■ Aim: Find the word "время" in the listing; pull out each line holding it.
** Start of Data to use **
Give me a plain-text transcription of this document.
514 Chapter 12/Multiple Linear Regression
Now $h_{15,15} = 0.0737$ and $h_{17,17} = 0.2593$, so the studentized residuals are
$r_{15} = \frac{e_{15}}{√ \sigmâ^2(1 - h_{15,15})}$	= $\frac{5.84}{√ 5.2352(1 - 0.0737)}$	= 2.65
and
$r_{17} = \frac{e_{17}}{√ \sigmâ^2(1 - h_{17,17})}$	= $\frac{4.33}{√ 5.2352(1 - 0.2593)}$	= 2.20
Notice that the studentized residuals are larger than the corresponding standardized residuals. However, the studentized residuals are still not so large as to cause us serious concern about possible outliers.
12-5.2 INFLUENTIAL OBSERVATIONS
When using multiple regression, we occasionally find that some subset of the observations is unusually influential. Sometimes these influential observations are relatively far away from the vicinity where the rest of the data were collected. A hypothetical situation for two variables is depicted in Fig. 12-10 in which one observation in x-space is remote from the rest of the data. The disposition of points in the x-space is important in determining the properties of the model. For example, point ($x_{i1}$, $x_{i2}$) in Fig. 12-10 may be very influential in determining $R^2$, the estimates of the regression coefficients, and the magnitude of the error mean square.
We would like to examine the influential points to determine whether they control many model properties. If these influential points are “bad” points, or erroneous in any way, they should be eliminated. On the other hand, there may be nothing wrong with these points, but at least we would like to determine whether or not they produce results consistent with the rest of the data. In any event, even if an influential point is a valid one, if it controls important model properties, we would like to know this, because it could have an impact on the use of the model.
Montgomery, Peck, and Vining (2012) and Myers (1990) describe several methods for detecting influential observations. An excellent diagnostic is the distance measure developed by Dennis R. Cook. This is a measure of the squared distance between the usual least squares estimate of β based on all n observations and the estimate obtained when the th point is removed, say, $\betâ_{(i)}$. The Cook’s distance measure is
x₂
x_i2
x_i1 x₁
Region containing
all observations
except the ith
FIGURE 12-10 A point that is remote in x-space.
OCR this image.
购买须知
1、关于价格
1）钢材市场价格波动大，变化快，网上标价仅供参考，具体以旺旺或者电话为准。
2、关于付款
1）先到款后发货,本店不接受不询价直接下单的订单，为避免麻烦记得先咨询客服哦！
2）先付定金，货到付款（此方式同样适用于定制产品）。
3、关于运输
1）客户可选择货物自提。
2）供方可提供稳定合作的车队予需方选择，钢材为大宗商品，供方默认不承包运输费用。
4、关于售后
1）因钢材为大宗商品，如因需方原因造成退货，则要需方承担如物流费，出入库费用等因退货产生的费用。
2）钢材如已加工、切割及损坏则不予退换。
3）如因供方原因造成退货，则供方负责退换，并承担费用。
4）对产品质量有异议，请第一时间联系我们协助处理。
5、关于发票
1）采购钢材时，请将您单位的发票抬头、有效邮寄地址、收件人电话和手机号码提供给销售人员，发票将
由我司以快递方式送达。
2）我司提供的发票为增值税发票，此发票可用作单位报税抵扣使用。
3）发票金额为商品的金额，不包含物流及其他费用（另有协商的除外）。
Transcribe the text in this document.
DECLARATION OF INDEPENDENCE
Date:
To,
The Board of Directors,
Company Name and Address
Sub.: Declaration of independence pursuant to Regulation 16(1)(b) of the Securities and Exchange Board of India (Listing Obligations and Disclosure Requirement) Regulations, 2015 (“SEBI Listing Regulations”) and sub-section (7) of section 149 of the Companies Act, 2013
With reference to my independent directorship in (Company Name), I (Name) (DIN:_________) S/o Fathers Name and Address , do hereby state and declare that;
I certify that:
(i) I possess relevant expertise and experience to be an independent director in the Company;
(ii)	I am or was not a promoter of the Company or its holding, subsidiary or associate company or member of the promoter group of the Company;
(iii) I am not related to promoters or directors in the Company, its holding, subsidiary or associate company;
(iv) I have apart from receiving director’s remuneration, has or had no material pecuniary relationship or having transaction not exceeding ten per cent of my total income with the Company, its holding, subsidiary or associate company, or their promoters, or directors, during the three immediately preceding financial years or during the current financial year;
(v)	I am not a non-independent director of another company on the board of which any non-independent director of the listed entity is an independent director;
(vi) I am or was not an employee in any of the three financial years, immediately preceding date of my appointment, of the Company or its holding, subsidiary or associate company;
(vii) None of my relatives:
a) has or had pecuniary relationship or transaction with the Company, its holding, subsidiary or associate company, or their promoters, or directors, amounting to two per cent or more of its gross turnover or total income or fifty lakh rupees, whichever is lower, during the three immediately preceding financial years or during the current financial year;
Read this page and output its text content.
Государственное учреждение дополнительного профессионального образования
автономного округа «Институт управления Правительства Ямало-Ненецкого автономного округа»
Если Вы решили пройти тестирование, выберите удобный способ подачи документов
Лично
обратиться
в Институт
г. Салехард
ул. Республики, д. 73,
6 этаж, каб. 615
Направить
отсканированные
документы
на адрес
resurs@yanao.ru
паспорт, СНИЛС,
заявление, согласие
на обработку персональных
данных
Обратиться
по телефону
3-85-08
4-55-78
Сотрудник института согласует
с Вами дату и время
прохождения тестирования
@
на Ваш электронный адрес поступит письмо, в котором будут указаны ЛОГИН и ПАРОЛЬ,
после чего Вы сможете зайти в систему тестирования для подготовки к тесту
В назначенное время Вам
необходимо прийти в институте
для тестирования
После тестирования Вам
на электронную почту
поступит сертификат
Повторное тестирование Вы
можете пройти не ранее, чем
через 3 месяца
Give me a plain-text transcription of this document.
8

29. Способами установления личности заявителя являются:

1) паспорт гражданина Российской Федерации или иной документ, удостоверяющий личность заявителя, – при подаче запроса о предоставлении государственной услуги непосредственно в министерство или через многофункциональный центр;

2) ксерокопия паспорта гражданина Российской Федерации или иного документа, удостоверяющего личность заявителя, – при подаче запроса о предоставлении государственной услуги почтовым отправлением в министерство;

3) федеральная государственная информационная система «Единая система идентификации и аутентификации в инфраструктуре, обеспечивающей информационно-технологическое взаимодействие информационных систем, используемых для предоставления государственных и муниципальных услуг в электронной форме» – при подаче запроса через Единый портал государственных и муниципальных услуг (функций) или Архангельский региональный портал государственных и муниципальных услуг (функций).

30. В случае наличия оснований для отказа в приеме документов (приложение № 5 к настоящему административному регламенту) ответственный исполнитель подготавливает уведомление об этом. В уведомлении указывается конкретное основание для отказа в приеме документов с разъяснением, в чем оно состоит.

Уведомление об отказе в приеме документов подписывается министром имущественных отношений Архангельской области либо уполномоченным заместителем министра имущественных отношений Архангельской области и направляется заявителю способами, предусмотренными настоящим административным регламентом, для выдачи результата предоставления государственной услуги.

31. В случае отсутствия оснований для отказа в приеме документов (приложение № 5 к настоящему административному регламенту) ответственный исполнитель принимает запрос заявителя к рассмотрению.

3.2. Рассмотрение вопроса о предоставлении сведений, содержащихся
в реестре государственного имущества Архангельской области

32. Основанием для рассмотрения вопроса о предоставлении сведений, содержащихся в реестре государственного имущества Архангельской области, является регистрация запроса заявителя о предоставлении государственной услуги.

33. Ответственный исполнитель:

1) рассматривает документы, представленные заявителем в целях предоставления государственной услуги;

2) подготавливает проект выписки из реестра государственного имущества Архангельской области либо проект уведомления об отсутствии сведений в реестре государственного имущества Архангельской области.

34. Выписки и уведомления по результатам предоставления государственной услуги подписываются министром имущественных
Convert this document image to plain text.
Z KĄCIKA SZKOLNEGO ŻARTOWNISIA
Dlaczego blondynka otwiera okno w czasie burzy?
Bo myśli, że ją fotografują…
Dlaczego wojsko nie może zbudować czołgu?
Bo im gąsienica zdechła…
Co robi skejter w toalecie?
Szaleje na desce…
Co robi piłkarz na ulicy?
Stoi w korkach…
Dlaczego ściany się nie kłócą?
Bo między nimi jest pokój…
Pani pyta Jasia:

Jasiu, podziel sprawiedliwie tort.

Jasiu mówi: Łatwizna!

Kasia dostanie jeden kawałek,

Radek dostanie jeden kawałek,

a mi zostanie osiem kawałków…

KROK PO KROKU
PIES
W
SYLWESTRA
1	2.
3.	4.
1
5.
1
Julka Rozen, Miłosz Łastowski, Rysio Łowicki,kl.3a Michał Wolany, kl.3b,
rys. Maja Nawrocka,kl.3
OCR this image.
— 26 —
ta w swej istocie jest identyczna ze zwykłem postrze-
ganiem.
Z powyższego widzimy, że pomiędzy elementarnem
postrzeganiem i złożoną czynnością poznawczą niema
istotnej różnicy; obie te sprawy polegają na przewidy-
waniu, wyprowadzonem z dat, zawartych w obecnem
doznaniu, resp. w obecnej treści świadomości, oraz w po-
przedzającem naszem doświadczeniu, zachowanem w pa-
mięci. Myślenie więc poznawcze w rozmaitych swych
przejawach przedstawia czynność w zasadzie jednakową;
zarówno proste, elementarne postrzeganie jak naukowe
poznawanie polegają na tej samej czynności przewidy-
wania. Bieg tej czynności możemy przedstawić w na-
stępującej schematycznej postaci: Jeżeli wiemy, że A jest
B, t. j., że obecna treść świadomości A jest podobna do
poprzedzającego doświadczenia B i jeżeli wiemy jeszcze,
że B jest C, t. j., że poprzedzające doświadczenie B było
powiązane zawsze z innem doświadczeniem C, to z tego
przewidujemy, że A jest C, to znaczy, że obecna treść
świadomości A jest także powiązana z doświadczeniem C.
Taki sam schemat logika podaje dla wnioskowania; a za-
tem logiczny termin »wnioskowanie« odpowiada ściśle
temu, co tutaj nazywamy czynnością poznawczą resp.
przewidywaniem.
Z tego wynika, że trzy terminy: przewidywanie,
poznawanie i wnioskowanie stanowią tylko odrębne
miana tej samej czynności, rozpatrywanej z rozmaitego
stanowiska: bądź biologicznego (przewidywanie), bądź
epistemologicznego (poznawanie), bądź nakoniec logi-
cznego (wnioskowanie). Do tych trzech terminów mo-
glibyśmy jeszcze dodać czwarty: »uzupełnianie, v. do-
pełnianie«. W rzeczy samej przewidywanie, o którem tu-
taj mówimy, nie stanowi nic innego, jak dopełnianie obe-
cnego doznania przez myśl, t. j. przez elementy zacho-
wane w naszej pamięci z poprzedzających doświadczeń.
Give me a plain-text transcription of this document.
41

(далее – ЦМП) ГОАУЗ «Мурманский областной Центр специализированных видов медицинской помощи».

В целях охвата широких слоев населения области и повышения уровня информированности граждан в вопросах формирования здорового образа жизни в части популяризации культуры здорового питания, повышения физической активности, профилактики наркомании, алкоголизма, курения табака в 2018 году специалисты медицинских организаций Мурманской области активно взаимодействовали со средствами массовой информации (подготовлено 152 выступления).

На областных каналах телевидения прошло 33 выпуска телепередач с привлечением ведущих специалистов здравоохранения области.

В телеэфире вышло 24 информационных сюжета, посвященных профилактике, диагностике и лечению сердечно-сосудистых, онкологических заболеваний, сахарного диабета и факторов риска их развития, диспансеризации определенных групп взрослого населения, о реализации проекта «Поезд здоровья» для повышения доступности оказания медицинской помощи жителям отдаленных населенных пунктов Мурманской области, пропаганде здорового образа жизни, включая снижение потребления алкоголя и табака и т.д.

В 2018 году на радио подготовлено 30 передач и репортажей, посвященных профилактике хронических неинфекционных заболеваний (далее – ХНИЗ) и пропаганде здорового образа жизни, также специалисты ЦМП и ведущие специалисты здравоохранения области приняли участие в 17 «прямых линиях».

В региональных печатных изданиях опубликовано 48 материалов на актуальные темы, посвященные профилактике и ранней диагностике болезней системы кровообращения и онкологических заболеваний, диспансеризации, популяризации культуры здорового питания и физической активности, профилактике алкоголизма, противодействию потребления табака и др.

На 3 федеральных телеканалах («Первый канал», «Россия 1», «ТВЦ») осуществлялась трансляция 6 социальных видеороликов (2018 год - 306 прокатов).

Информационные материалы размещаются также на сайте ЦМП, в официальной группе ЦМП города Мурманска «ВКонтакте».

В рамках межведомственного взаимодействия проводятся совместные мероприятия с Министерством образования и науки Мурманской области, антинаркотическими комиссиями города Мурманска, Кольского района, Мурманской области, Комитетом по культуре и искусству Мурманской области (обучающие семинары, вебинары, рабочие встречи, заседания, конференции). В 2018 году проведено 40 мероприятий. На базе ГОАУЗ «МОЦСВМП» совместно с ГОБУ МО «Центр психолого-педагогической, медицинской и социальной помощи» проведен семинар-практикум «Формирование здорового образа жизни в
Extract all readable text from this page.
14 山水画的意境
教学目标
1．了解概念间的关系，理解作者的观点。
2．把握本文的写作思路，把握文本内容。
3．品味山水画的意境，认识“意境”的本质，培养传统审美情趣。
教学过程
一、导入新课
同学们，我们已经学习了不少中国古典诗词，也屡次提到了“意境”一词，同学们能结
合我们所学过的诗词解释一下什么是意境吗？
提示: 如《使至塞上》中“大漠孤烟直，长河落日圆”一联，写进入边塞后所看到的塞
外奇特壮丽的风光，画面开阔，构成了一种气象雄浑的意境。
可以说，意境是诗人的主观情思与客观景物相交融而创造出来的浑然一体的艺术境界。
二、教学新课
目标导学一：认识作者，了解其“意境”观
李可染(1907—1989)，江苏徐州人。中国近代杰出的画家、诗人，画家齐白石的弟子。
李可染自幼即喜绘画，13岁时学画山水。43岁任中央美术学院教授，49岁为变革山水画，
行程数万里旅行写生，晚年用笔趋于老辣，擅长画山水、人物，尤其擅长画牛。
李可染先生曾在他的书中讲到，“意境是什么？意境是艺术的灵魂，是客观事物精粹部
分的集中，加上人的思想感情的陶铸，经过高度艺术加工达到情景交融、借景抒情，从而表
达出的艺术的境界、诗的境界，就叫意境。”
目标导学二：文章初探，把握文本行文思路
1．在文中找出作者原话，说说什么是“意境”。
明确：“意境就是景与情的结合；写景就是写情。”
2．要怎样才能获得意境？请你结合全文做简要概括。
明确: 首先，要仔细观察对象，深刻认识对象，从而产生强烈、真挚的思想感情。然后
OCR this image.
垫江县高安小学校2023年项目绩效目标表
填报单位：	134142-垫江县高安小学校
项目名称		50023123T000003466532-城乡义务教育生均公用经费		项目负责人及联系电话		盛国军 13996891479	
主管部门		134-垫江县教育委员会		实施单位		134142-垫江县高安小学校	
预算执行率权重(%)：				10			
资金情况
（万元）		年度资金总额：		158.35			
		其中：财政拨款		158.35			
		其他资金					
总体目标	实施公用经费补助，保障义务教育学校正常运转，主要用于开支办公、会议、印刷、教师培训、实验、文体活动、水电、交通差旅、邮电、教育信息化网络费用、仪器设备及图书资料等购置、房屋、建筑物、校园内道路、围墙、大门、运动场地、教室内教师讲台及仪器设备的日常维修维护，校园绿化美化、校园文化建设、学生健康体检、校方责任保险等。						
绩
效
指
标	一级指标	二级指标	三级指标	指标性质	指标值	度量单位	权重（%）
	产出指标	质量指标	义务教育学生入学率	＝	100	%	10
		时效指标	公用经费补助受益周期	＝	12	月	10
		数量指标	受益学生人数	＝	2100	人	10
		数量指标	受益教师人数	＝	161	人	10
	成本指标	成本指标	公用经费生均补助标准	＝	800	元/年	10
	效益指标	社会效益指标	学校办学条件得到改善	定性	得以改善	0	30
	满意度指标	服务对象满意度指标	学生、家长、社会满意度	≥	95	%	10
** End of Data to use **
■ Result of the task:
с Вами дату и время
В назначенное время Вам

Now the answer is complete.